Directive = Which lines contain the string "Upper"? Please list every one of them.
[Begin Dataset extract]
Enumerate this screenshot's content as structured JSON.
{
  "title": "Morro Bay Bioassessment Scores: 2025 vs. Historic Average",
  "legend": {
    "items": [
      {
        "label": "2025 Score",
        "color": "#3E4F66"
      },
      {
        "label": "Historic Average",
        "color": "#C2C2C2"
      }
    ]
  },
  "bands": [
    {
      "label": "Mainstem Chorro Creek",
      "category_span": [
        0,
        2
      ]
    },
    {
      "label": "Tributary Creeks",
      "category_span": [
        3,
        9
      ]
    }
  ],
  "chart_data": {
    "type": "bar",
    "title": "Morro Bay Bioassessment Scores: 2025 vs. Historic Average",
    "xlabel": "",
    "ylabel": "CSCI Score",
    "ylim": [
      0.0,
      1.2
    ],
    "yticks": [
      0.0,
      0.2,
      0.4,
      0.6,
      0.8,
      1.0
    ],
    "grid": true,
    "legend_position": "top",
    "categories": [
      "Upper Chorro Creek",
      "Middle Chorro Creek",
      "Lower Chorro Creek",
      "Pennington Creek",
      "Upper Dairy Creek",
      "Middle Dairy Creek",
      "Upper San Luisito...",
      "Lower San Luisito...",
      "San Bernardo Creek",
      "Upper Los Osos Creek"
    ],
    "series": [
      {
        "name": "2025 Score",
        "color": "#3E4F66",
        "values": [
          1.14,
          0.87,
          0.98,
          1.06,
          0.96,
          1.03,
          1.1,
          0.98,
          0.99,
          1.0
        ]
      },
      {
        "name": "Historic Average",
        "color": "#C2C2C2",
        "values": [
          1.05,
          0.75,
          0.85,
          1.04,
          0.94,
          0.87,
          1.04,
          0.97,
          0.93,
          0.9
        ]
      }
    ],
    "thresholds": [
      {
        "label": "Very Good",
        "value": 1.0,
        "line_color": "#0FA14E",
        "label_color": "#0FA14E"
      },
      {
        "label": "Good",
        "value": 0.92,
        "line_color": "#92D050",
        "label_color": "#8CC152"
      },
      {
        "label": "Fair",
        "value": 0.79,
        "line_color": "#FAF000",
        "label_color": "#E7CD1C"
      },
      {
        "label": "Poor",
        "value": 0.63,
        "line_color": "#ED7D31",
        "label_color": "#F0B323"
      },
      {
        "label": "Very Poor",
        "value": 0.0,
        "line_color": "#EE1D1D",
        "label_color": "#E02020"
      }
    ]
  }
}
[End Dataset extract]
The response =
      "Upper Chorro Creek",
      "Upper Dairy Creek",
      "Upper San Luisito...",
      "Upper Los Osos Creek"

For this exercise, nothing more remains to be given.